>> start Given information
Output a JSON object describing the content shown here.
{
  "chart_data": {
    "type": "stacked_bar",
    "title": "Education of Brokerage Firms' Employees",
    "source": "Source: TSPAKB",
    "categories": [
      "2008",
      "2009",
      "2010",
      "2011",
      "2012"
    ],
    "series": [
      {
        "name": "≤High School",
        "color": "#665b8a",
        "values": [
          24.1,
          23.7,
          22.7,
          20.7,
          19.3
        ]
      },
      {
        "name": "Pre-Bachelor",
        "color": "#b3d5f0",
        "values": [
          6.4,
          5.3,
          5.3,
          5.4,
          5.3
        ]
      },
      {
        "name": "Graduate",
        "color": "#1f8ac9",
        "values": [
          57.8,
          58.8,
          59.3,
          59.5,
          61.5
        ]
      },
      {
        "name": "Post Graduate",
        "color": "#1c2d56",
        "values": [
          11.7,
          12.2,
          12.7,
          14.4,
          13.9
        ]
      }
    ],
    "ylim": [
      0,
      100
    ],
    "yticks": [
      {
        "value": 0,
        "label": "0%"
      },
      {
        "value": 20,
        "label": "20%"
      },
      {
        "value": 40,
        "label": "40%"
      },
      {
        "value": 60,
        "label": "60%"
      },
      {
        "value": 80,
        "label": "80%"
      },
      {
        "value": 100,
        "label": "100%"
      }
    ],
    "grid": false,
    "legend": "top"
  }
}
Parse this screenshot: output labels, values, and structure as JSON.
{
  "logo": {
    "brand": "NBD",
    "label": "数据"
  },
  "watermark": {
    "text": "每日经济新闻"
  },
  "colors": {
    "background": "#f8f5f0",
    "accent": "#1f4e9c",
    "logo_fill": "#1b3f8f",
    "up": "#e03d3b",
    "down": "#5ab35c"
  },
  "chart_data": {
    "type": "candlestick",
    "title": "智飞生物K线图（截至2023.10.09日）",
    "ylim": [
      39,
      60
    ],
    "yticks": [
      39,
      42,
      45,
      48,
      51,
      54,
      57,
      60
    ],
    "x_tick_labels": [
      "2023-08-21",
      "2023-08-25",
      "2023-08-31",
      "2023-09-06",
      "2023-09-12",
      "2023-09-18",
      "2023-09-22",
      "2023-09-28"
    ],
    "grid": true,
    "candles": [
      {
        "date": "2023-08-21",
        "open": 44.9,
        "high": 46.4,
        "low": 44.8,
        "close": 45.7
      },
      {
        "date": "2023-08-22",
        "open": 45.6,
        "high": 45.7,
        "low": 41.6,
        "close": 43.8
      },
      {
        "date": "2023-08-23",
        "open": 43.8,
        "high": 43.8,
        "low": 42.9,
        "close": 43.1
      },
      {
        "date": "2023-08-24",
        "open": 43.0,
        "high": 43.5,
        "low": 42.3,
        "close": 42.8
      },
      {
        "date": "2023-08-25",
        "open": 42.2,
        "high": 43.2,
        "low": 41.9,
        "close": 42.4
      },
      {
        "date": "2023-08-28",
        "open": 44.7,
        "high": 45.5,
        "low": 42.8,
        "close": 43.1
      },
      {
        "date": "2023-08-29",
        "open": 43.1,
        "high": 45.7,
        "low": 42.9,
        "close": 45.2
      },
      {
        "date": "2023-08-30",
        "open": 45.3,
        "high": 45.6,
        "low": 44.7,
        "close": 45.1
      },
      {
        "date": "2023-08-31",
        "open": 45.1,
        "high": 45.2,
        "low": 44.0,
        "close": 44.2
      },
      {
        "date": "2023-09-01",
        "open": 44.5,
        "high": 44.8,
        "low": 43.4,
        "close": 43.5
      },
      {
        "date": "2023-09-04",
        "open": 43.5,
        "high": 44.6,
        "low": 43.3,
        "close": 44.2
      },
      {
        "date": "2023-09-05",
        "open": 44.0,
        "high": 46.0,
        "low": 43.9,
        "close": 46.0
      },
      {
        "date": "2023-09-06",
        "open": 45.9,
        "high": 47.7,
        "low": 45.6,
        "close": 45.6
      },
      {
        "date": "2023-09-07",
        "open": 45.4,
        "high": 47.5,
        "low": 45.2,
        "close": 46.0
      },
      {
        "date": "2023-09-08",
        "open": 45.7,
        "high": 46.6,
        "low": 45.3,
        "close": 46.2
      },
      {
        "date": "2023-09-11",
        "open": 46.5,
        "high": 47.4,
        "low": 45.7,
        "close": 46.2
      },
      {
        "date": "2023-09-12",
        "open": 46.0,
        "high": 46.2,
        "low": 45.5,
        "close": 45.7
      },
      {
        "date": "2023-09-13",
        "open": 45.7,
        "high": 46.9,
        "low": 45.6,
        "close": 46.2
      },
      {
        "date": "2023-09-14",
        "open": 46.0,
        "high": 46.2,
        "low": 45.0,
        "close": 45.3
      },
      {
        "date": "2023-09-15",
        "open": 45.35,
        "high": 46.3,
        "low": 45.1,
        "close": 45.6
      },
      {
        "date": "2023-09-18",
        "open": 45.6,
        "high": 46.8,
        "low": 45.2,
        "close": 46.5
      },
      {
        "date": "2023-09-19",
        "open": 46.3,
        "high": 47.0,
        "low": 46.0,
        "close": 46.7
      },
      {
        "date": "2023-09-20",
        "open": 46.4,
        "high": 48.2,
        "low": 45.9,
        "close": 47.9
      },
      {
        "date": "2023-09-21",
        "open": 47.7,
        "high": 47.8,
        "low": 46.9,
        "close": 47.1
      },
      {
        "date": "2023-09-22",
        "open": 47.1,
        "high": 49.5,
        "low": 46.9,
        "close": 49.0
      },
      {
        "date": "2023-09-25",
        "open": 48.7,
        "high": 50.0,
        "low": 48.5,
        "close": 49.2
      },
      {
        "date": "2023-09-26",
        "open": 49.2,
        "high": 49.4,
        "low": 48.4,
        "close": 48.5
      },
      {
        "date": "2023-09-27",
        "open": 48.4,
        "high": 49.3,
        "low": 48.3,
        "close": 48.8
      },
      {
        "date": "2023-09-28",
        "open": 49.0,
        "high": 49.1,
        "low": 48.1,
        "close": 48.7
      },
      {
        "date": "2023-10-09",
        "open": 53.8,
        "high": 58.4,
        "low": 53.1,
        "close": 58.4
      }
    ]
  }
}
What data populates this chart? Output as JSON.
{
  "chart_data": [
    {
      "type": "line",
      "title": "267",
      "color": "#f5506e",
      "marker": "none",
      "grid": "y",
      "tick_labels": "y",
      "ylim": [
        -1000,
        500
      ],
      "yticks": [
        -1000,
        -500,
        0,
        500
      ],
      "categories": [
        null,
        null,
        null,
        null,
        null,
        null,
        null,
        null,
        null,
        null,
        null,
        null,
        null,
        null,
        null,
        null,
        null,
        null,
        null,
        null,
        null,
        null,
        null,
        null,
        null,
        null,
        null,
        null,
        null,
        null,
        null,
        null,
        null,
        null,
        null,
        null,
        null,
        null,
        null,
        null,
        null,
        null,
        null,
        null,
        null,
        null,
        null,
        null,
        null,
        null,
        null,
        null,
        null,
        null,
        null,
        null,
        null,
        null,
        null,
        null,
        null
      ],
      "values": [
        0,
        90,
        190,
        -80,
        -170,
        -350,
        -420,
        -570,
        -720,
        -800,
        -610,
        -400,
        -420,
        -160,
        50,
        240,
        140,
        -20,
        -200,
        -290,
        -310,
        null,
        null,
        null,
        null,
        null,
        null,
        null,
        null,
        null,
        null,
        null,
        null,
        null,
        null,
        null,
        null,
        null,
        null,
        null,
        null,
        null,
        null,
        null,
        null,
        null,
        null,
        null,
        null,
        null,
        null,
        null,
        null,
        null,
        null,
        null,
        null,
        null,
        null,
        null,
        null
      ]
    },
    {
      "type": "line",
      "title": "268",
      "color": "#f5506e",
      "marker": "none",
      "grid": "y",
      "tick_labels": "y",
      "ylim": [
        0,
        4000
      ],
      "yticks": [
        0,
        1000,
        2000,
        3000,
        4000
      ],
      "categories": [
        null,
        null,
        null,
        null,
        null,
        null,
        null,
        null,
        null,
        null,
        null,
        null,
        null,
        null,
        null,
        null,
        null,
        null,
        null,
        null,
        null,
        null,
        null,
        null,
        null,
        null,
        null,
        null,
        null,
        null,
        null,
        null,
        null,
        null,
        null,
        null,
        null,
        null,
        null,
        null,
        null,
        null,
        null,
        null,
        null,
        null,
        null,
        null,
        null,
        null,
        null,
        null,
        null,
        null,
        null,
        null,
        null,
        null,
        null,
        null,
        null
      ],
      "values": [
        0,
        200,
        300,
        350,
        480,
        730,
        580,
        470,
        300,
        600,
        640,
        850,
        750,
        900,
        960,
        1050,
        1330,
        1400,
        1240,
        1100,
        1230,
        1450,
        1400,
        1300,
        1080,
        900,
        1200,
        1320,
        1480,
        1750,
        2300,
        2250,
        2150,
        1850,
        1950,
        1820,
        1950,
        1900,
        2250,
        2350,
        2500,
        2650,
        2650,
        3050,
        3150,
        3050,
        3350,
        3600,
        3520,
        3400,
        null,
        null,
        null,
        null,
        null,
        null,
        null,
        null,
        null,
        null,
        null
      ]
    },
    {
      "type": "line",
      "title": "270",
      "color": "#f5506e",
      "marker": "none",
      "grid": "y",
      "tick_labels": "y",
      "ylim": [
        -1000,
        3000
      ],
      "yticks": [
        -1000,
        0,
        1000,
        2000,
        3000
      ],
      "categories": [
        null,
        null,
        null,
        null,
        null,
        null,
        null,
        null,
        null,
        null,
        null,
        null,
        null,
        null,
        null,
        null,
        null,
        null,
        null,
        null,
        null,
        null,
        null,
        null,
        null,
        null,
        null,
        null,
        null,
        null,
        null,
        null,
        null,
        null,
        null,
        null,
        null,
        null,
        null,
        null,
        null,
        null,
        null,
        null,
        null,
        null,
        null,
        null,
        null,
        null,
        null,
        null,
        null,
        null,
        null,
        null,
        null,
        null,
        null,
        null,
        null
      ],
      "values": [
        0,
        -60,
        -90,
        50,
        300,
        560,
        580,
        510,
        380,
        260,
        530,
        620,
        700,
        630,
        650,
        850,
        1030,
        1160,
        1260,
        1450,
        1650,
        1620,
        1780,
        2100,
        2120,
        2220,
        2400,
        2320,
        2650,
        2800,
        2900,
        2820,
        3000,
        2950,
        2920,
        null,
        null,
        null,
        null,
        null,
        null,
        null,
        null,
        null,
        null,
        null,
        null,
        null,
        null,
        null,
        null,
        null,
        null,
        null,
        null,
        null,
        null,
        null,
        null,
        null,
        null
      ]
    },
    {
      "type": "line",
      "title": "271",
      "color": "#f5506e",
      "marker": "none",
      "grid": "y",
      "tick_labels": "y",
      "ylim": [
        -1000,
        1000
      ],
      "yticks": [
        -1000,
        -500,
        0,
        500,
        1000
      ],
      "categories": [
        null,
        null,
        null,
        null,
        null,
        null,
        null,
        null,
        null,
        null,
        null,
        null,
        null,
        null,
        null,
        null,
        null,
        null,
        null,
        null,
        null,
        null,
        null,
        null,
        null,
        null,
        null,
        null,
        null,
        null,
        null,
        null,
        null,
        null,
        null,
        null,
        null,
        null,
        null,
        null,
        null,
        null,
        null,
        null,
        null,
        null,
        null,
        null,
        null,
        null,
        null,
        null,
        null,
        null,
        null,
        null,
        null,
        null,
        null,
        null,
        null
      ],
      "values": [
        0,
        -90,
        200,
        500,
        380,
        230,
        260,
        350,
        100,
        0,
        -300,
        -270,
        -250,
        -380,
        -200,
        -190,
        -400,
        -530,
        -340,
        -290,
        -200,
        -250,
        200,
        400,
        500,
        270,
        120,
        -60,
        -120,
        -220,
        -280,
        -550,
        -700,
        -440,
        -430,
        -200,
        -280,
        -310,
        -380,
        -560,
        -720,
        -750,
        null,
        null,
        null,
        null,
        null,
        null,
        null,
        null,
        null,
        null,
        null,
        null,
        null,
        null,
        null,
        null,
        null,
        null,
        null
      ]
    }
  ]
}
>> end Given information
Instructions for the task: Check every line for "JSON" and show the ones that have it.

Task result:
Output a JSON object describing the content shown here.
Parse this screenshot: output labels, values, and structure as JSON.
What data populates this chart? Output as JSON.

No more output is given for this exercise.